Locate the lines that hold the string "Сетевая". Copy every such line.

[Data excerpts]
•••

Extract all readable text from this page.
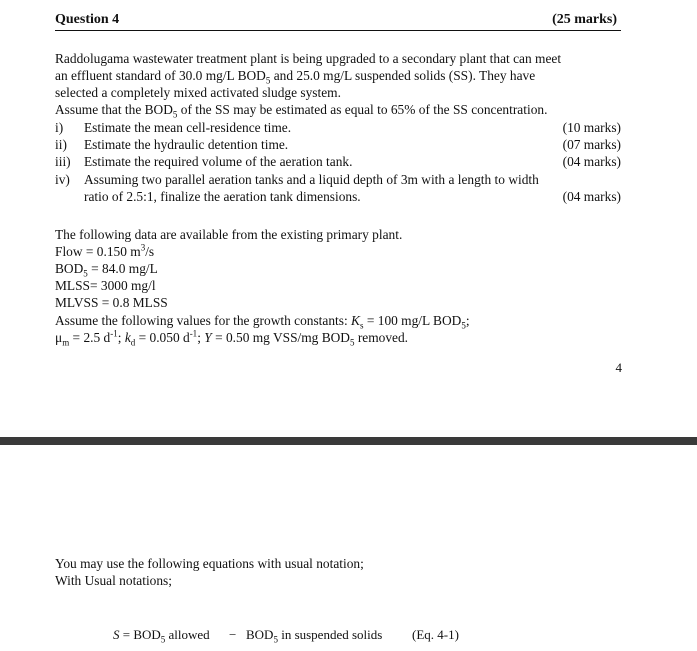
Question 4	(25 marks)
Raddolugama wastewater treatment plant is being upgraded to a secondary plant that can meet
an effluent standard of 30.0 mg/L $BOD_5$ and 25.0 mg/L suspended solids (SS). They have
selected a completely mixed activated sludge system.
Assume that the $BOD_5$ of the SS may be estimated as equal to 65% of the SS concentration.
i) Estimate the mean cell-residence time.	(10 marks)
ii) Estimate the hydraulic detention time.	(07 marks)
iii) Estimate the required volume of the aeration tank.	(04 marks)
iv) Assuming two parallel aeration tanks and a liquid depth of 3m with a length to width
ratio of 2.5:1, finalize the aeration tank dimensions.	(04 marks)
The following data are available from the existing primary plant.
Flow = 0.150 $m^3/s$
$BOD_5 = 84.0$ mg/L
MLSS= 3000 mg/l
MLVSS = 0.8 MLSS
Assume the following values for the growth constants: $K_s = 100$ mg/L $BOD_5$;
$\mu_m = 2.5$ $d^{-1}$; $k_d = 0.050$ $d^{-1}$; Y = 0.50 mg VSS/mg $BOD_5$ removed.
4
You may use the following equations with usual notation;
With Usual notations;
$S = BOD_5$ allowed − $BOD_5$ in suspended solids (Eq. 4-1)
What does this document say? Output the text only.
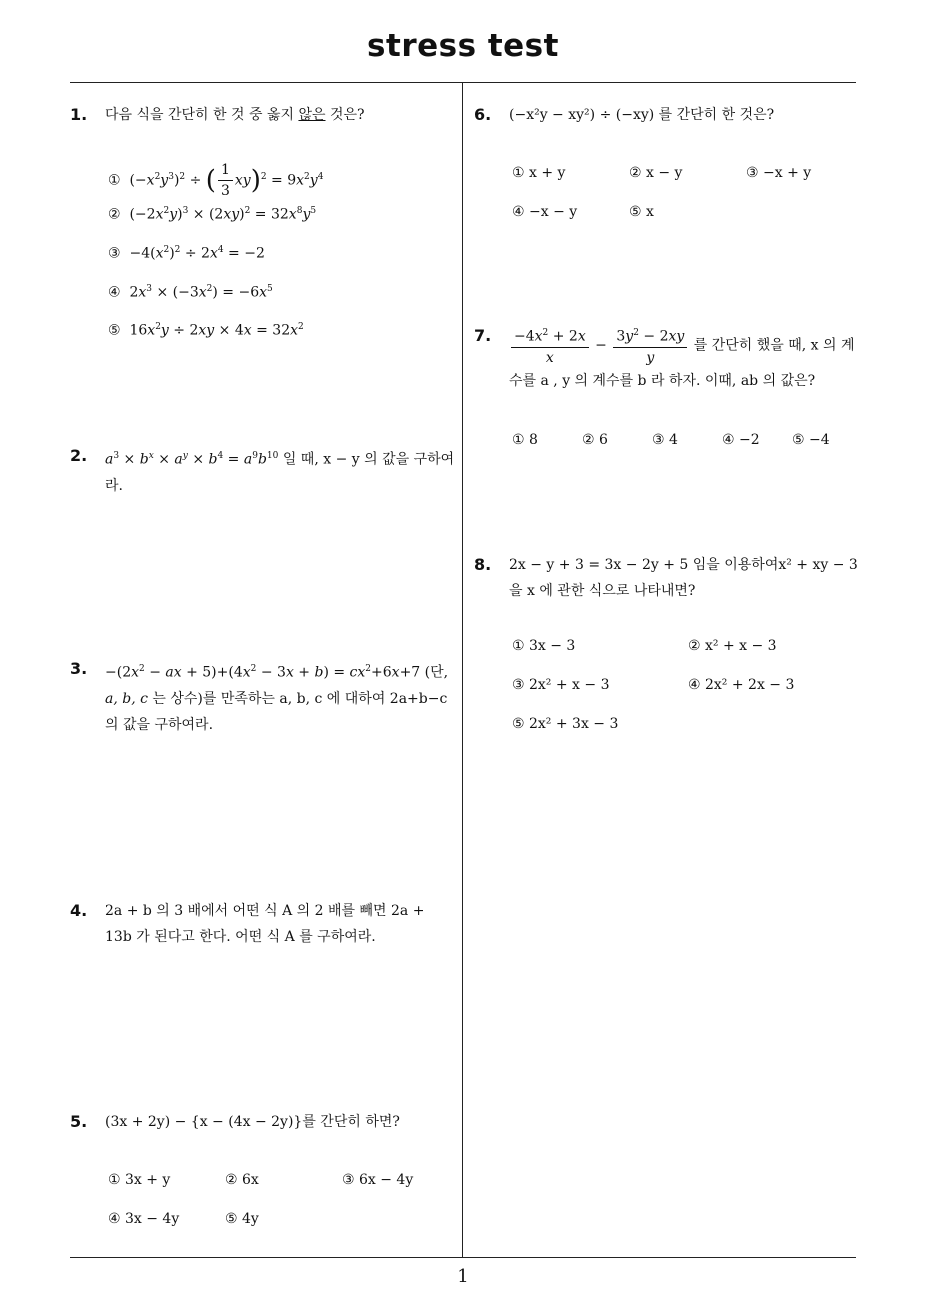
stress test
1
1. 다음 식을 간단히 한 것 중 옳지 않은 것은?
①  $(-x^2y^3)^2$ ÷ ( $\frac{1}{3} xy)^2 = 9x^2y^4$
②  $(-2x^2y)^3 \times (2xy)^2 = 32x^8y^5$
③  $-4(x^2)^2 \div 2x^4 = -2$
④  $2x^3 \times (-3x^2) = -6x^5$
⑤  $16x^2y \div 2xy \times 4x = 32x^2$
2. $a^3 \times b^x \times a^y \times b^4 = a^9b^{10}$ 일 때, x − y 의 값을 구하여라.
3. $-(2x^2$ − ax + $5)+(4x^2 - 3x + b) = cx^2+6x+7$ (단, a, b, c 는 상수)를 만족하는 a, b, c 에 대하여 2a+b−c 의 값을 구하여라.
4. 2a + b 의 3 배에서 어떤 식 A 의 2 배를 빼면 2a + 13b 가 된다고 한다. 어떤 식 A 를 구하여라.
5. (3x + 2y) − {x − (4x − 2y)}를 간단히 하면?
① 3x + y	② 6x	③ 6x − 4y
④ 3x − 4y	⑤ 4y
6. (−x²y − xy²) ÷ (−xy) 를 간단히 한 것은?
① x + y	② x − y	③ −x + y
④ −x − y	⑤ x
7. $\frac{-4x^2 + 2x}{x} - \frac{3y^2 - 2xy}{y}$ 를 간단히 했을 때, x 의 계수를 a , y 의 계수를 b 라 하자. 이때, ab 의 값은?
① 8	② 6	③ 4	④ −2 ⑤ −4
8. 2x − y + 3 = 3x − 2y + 5 임을 이용하여x² + xy − 3 을 x 에 관한 식으로 나타내면?
① 3x − 3	② x² + x − 3
③ 2x² + x − 3	④ 2x² + 2x − 3
⑤ 2x² + 3x − 3
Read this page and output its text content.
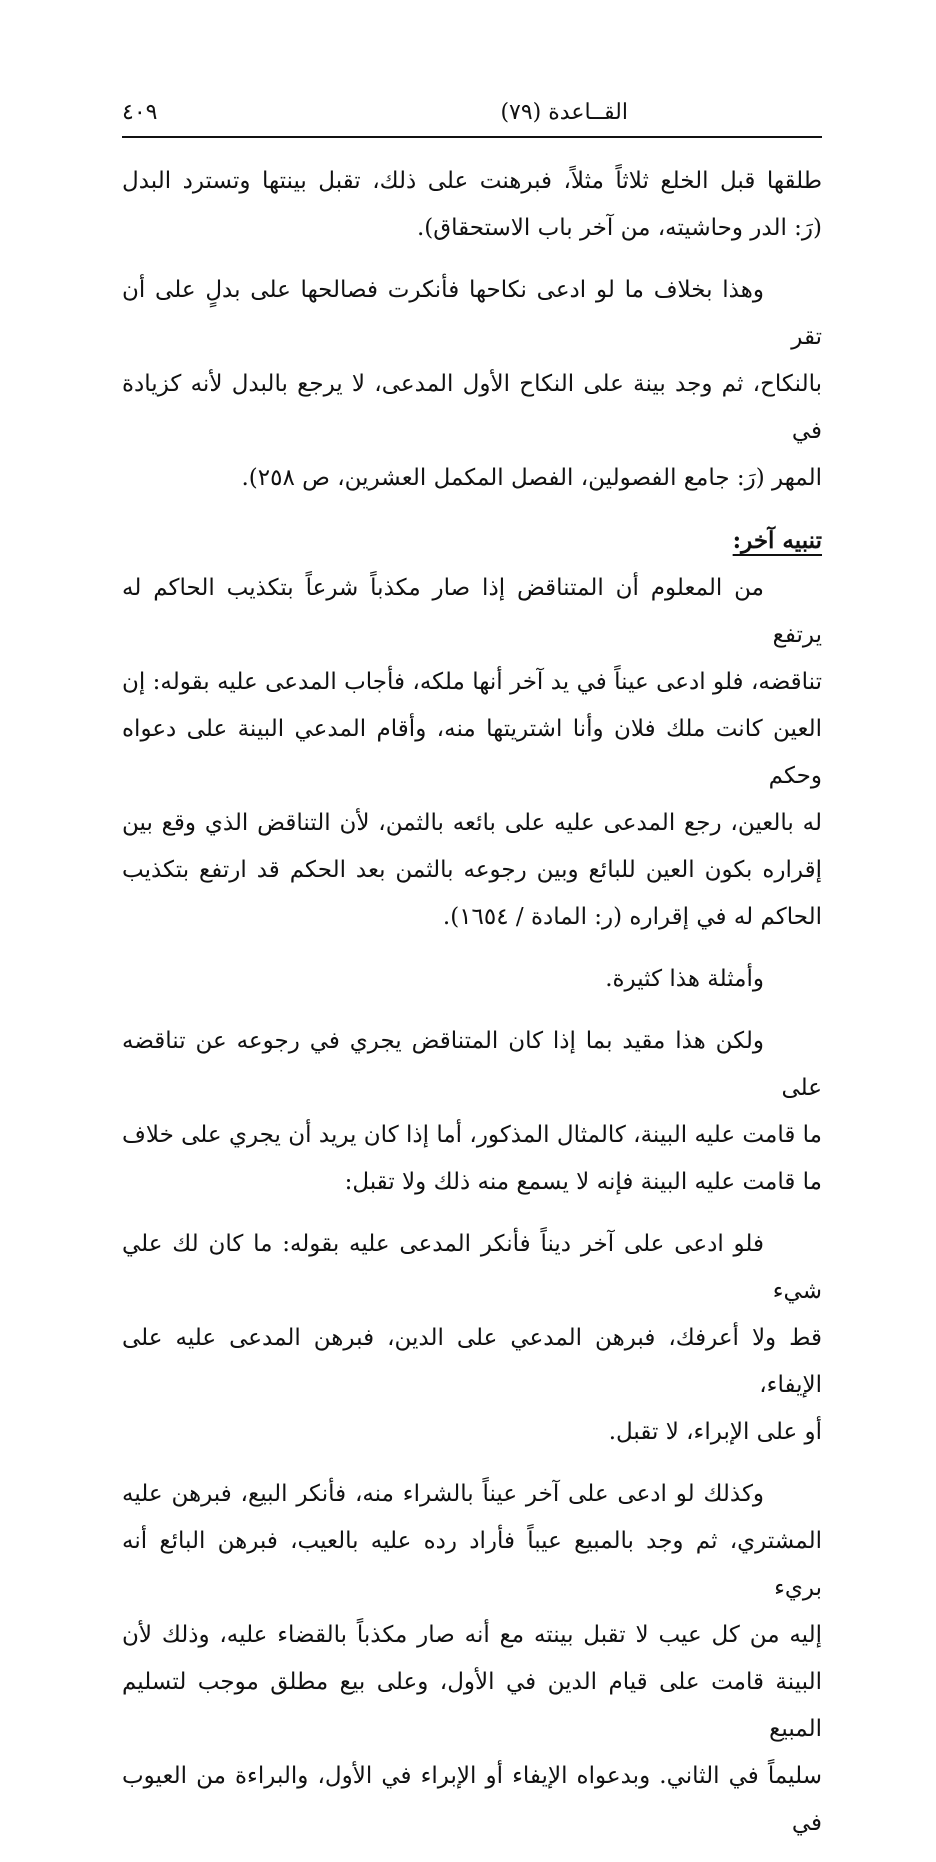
القــاعدة (٧٩)
٤٠٩

طلقها قبل الخلع ثلاثاً مثلاً، فبرهنت على ذلك، تقبل بينتها وتسترد البدل

(رَ: الدر وحاشيته، من آخر باب الاستحقاق).

وهذا بخلاف ما لو ادعى نكاحها فأنكرت فصالحها على بدلٍ على أن تقر

بالنكاح، ثم وجد بينة على النكاح الأول المدعى، لا يرجع بالبدل لأنه كزيادة في

المهر (رَ: جامع الفصولين، الفصل المكمل العشرين، ص ٢٥٨).

تنبيه آخر:

من المعلوم أن المتناقض إذا صار مكذباً شرعاً بتكذيب الحاكم له يرتفع

تناقضه، فلو ادعى عيناً في يد آخر أنها ملكه، فأجاب المدعى عليه بقوله: إن

العين كانت ملك فلان وأنا اشتريتها منه، وأقام المدعي البينة على دعواه وحكم

له بالعين، رجع المدعى عليه على بائعه بالثمن، لأن التناقض الذي وقع بين

إقراره بكون العين للبائع وبين رجوعه بالثمن بعد الحكم قد ارتفع بتكذيب

الحاكم له في إقراره (ر: المادة / ١٦٥٤).

وأمثلة هذا كثيرة.

ولكن هذا مقيد بما إذا كان المتناقض يجري في رجوعه عن تناقضه على

ما قامت عليه البينة، كالمثال المذكور، أما إذا كان يريد أن يجري على خلاف

ما قامت عليه البينة فإنه لا يسمع منه ذلك ولا تقبل:

فلو ادعى على آخر ديناً فأنكر المدعى عليه بقوله: ما كان لك علي شيء

قط ولا أعرفك، فبرهن المدعي على الدين، فبرهن المدعى عليه على الإيفاء،

أو على الإبراء، لا تقبل.

وكذلك لو ادعى على آخر عيناً بالشراء منه، فأنكر البيع، فبرهن عليه

المشتري، ثم وجد بالمبيع عيباً فأراد رده عليه بالعيب، فبرهن البائع أنه بريء

إليه من كل عيب لا تقبل بينته مع أنه صار مكذباً بالقضاء عليه، وذلك لأن

البينة قامت على قيام الدين في الأول، وعلى بيع مطلق موجب لتسليم المبيع

سليماً في الثاني. وبدعواه الإيفاء أو الإبراء في الأول، والبراءة من العيوب في
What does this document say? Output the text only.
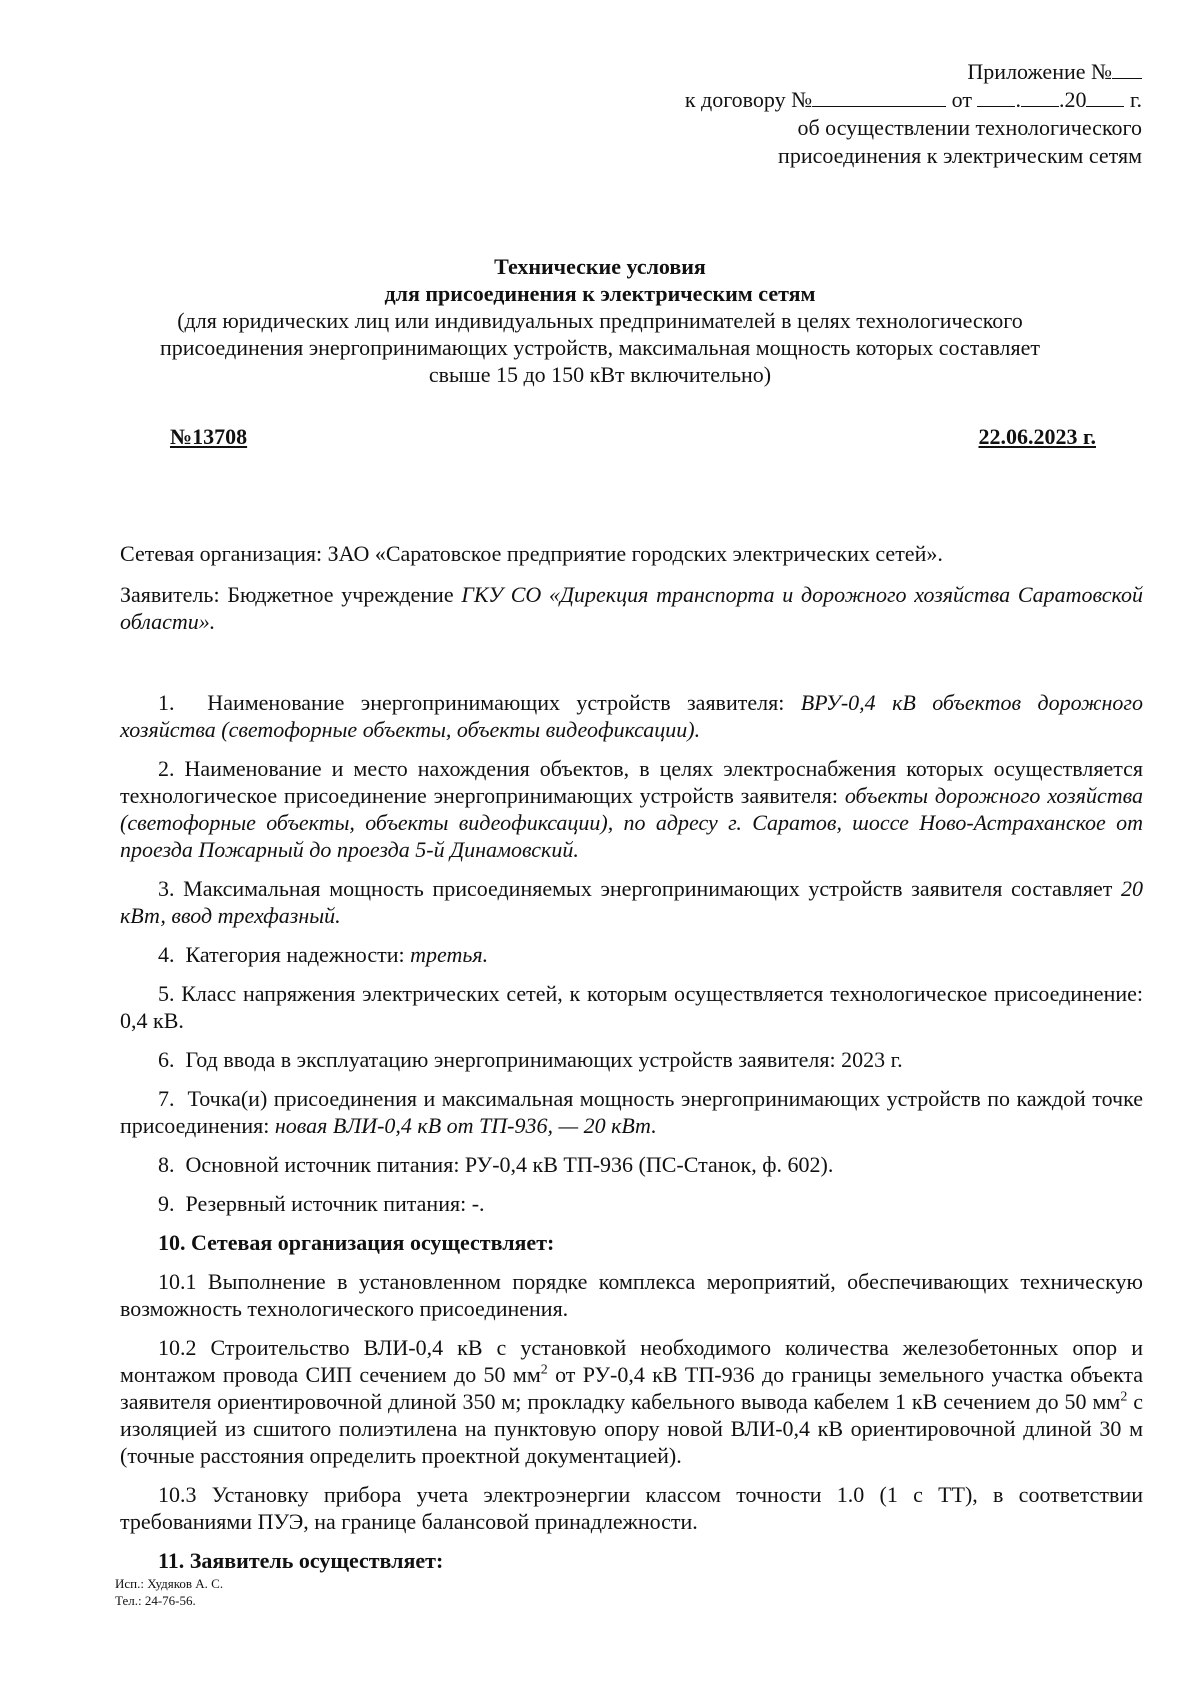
Приложение №
к договору №	от . .20 г.
об осуществлении технологического
присоединения к электрическим сетям
Технические условия
для присоединения к электрическим сетям
(для юридических лиц или индивидуальных предпринимателей в целях технологического
присоединения энергопринимающих устройств, максимальная мощность которых составляет
свыше 15 до 150 кВт включительно)
№13708	22.06.2023 г.

Сетевая организация: ЗАО «Саратовское предприятие городских электрических сетей».

Заявитель: Бюджетное учреждение ГКУ СО «Дирекция транспорта и дорожного хозяйства Саратовской области».

1.  Наименование энергопринимающих устройств заявителя: ВРУ-0,4 кВ объектов дорожного хозяйства (светофорные объекты, объекты видеофиксации).

2. Наименование и место нахождения объектов, в целях электроснабжения которых осуществляется технологическое присоединение энергопринимающих устройств заявителя: объекты дорожного хозяйства (светофорные объекты, объекты видеофиксации), по адресу г. Саратов, шоссе Ново-Астраханское от проезда Пожарный до проезда 5-й Динамовский.

3. Максимальная мощность присоединяемых энергопринимающих устройств заявителя составляет 20 кВт, ввод трехфазный.

4.  Категория надежности: третья.

5. Класс напряжения электрических сетей, к которым осуществляется технологическое присоединение: 0,4 кВ.

6.  Год ввода в эксплуатацию энергопринимающих устройств заявителя: 2023 г.

7.  Точка(и) присоединения и максимальная мощность энергопринимающих устройств по каждой точке присоединения: новая ВЛИ-0,4 кВ от ТП-936, — 20 кВт.

8.  Основной источник питания: РУ-0,4 кВ ТП-936 (ПС-Станок, ф. 602).

9.  Резервный источник питания: -.

10. Сетевая организация осуществляет:

10.1 Выполнение в установленном порядке комплекса мероприятий, обеспечивающих техническую возможность технологического присоединения.

10.2 Строительство ВЛИ-0,4 кВ с установкой необходимого количества железобетонных опор и монтажом провода СИП сечением до 50 $мм^2$ от РУ-0,4 кВ ТП-936 до границы земельного участка объекта заявителя ориентировочной длиной 350 м; прокладку кабельного вывода кабелем 1 кВ сечением до 50 $мм^2$ с изоляцией из сшитого полиэтилена на пунктовую опору новой ВЛИ-0,4 кВ ориентировочной длиной 30 м (точные расстояния определить проектной документацией).

10.3 Установку прибора учета электроэнергии классом точности 1.0 (1 с ТТ), в соответствии требованиями ПУЭ, на границе балансовой принадлежности.

11. Заявитель осуществляет:

Исп.: Худяков А. С.
Тел.: 24-76-56.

•••

→ Task solution:
Сетевая организация: ЗАО «Саратовское предприятие городских электрических сетей».
10. Сетевая организация осуществляет:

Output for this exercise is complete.